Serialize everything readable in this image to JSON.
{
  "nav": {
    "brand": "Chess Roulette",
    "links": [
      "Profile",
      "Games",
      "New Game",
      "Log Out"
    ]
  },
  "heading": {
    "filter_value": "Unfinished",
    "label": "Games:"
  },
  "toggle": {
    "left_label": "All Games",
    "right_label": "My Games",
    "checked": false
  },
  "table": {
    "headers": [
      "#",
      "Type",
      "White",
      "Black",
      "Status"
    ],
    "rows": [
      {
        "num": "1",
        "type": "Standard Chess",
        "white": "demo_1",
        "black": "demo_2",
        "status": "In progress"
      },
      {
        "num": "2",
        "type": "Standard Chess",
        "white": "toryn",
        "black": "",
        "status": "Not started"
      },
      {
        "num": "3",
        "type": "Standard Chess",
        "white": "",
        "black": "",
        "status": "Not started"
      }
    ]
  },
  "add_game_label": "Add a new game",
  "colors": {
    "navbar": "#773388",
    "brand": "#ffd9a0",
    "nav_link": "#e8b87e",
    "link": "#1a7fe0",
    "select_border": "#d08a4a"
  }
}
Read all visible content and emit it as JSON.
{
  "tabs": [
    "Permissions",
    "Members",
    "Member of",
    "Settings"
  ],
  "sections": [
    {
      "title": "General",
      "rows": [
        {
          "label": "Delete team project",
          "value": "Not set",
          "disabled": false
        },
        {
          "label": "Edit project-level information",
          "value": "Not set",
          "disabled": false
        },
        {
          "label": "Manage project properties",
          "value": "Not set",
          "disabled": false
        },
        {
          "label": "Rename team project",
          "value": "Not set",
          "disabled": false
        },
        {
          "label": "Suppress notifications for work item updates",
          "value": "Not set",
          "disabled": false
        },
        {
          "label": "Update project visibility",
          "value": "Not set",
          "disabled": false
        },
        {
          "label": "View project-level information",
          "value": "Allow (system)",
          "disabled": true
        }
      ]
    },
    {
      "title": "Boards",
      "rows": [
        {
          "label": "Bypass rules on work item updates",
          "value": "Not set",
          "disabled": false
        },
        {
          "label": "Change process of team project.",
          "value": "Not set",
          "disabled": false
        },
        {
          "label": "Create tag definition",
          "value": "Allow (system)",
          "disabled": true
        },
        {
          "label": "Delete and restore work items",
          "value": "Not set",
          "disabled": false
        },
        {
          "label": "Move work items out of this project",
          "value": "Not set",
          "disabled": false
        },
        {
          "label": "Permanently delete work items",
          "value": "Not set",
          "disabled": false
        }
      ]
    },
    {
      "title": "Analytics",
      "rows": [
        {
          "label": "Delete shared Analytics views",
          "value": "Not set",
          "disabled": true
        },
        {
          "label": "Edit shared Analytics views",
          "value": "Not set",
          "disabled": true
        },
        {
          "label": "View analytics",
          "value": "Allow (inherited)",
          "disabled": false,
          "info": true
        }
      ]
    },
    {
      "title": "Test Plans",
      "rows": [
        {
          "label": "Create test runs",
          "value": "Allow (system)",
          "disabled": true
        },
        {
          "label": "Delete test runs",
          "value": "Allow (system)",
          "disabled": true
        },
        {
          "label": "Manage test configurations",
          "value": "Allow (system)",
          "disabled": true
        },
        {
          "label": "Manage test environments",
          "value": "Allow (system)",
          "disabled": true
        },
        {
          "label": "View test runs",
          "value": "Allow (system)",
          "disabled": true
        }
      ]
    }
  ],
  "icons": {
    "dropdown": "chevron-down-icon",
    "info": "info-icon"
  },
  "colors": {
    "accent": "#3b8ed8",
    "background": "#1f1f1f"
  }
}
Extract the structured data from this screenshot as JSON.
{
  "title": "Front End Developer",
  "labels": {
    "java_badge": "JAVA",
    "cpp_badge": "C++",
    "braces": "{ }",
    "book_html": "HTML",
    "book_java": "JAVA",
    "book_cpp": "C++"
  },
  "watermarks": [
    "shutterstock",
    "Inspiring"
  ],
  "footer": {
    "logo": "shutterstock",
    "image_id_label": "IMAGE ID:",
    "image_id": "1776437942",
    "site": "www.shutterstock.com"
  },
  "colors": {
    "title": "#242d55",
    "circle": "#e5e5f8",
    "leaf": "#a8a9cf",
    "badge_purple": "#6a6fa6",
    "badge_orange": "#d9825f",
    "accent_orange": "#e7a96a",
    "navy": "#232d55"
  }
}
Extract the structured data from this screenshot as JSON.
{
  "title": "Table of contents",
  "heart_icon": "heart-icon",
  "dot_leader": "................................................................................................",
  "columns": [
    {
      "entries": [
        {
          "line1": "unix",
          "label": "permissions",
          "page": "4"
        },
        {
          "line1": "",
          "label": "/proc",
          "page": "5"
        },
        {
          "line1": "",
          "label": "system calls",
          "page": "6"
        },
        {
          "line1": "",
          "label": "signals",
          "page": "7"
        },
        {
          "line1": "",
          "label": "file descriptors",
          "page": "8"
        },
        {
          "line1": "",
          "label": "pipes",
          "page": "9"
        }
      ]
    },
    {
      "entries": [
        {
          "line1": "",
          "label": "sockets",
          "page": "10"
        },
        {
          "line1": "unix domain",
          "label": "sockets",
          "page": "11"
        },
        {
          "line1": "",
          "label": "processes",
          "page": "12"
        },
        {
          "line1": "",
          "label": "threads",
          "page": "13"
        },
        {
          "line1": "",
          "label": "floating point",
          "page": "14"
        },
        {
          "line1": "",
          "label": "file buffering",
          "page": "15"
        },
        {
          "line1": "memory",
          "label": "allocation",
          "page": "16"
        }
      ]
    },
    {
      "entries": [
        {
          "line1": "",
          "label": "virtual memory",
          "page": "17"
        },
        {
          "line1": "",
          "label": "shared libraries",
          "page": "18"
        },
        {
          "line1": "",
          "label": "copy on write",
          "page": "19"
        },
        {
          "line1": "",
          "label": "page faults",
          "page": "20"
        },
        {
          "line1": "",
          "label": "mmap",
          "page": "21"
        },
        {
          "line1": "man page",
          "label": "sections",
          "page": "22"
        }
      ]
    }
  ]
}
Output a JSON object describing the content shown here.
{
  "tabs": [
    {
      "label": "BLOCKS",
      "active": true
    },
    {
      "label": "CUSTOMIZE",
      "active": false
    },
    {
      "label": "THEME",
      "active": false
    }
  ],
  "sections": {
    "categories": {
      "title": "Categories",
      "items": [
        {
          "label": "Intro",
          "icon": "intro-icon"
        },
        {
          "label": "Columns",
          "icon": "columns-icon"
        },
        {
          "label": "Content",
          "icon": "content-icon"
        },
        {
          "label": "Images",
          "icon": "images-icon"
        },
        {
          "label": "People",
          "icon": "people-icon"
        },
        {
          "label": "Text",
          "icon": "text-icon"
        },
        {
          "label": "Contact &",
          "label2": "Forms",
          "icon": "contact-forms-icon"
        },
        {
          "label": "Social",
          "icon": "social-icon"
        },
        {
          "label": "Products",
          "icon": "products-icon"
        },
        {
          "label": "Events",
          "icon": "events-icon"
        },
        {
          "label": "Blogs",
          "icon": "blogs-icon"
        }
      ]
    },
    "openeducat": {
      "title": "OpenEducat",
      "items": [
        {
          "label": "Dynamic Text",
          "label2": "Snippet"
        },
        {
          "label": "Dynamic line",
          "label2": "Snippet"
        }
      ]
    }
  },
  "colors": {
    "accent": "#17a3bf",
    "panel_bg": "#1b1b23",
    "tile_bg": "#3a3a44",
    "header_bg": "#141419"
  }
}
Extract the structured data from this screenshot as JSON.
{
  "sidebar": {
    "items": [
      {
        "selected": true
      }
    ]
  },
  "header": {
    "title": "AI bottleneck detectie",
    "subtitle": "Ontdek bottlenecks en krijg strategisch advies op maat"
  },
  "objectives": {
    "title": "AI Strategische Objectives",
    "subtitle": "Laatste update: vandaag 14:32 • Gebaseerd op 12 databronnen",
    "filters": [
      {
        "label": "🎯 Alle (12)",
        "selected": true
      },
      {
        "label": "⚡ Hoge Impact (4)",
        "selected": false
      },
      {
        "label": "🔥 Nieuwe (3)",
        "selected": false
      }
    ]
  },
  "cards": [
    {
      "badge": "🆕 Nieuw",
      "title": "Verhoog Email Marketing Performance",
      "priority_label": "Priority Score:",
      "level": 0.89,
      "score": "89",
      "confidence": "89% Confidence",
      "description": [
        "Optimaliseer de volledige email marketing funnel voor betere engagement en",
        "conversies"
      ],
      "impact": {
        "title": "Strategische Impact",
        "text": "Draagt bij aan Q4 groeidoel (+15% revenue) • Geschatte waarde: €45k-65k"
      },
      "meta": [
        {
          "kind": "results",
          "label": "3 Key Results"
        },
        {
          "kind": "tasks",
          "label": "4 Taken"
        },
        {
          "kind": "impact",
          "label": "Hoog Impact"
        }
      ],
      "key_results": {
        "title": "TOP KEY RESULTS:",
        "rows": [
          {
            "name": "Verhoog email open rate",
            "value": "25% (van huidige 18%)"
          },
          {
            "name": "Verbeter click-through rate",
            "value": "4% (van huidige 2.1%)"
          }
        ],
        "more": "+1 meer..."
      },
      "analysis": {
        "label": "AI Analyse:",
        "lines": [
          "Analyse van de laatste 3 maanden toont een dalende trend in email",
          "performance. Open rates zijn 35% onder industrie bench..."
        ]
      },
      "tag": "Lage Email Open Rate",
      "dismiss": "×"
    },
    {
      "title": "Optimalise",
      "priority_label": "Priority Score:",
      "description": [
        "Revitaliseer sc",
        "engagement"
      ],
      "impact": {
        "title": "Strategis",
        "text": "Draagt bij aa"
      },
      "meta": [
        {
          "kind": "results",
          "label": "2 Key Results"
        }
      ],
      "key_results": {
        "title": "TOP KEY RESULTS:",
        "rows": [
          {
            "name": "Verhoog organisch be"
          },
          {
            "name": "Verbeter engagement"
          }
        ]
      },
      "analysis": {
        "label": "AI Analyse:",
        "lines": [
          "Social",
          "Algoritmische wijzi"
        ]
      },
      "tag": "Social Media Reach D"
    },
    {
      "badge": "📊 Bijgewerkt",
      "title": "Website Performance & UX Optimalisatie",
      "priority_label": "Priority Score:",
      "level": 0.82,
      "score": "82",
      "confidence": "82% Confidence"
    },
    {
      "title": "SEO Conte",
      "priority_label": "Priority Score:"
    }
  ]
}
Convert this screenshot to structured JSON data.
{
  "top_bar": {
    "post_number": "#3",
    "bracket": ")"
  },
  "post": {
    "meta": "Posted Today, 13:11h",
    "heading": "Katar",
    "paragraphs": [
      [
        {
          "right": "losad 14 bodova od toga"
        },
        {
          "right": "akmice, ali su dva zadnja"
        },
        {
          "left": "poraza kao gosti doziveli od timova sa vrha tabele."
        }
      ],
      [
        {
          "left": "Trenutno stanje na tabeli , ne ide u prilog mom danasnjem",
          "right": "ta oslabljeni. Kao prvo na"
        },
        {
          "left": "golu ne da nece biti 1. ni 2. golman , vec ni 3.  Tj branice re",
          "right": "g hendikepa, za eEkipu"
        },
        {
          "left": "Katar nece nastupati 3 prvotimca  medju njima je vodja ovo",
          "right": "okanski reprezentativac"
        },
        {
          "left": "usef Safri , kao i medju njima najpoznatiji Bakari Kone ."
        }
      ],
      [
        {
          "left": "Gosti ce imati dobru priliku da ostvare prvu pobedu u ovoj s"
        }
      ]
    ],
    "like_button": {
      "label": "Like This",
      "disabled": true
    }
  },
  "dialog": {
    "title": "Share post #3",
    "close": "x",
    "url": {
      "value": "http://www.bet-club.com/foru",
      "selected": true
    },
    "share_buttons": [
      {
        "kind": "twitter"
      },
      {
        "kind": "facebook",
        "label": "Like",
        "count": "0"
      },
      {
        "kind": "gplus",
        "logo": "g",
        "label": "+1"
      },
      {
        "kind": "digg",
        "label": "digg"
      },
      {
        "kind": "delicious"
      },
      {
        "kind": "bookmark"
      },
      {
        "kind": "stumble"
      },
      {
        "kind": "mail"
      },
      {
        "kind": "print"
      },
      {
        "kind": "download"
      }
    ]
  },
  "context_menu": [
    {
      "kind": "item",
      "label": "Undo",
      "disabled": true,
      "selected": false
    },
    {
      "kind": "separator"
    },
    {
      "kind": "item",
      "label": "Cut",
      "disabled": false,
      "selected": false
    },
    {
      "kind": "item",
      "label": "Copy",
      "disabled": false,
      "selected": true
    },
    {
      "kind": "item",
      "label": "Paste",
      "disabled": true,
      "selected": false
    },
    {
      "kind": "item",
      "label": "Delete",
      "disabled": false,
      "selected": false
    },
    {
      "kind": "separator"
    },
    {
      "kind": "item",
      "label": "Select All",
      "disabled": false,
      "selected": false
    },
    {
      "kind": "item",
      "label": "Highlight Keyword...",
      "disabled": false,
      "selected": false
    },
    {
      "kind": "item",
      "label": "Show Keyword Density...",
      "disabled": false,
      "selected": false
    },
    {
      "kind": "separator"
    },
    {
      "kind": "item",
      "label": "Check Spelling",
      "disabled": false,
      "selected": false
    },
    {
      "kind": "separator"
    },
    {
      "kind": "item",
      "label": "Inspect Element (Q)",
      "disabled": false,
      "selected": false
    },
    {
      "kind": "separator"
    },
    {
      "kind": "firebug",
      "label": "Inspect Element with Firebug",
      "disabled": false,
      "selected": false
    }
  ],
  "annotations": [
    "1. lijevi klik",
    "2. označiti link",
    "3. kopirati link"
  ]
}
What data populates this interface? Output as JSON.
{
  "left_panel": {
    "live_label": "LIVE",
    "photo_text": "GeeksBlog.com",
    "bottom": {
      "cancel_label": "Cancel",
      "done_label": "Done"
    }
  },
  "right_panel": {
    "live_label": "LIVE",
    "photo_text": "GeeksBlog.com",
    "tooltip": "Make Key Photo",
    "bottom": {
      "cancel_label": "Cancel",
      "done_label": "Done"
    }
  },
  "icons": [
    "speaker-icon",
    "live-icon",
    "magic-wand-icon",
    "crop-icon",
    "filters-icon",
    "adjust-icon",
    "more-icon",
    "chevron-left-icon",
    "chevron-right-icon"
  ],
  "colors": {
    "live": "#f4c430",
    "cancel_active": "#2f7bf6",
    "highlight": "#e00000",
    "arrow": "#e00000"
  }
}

§

_INSTRUCTIONS FOR THE TASK:_
Read the entries and show each line that mentions "updates".

_RESULT FOR THIS TASK:_
          "label": "Suppress notifications for work item updates",
          "label": "Bypass rules on work item updates",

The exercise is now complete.